--- Problem ---
Your task is to copy the listing exactly, with the pictures left out.

--- Data section ---
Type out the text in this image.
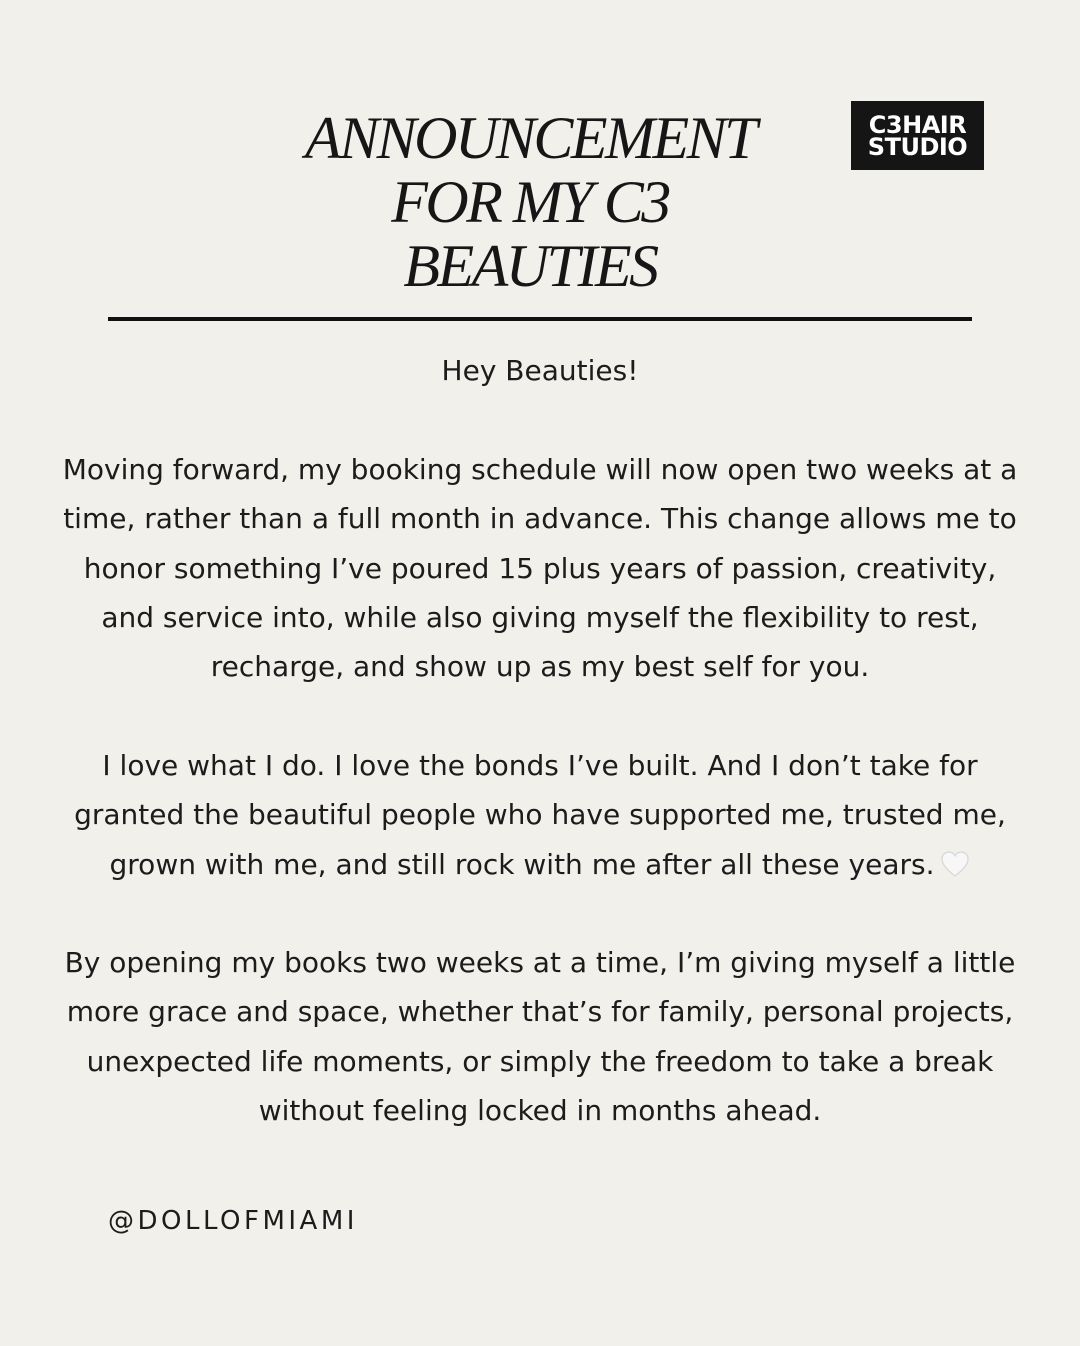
ANNOUNCEMENT
FOR MY C3
BEAUTIES
C3HAIR
STUDIO

Hey Beauties!

Moving forward, my booking schedule will now open two weeks at a
time, rather than a full month in advance. This change allows me to
honor something I’ve poured 15 plus years of passion, creativity,
and service into, while also giving myself the flexibility to rest,
recharge, and show up as my best self for you.

I love what I do. I love the bonds I’ve built. And I don’t take for
granted the beautiful people who have supported me, trusted me,
grown with me, and still rock with me after all these years.

By opening my books two weeks at a time, I’m giving myself a little
more grace and space, whether that’s for family, personal projects,
unexpected life moments, or simply the freedom to take a break
without feeling locked in months ahead.

@DOLLOFMIAMI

--- Result for this task ---
Type out the text in this image.
ANNOUNCEMENT
FOR MY C3
BEAUTIES
C3HAIR
STUDIO

Hey Beauties!

Moving forward, my booking schedule will now open two weeks at a
time, rather than a full month in advance. This change allows me to
honor something I’ve poured 15 plus years of passion, creativity,
and service into, while also giving myself the flexibility to rest,
recharge, and show up as my best self for you.

I love what I do. I love the bonds I’ve built. And I don’t take for
granted the beautiful people who have supported me, trusted me,
grown with me, and still rock with me after all these years.

By opening my books two weeks at a time, I’m giving myself a little
more grace and space, whether that’s for family, personal projects,
unexpected life moments, or simply the freedom to take a break
without feeling locked in months ahead.

@DOLLOFMIAMI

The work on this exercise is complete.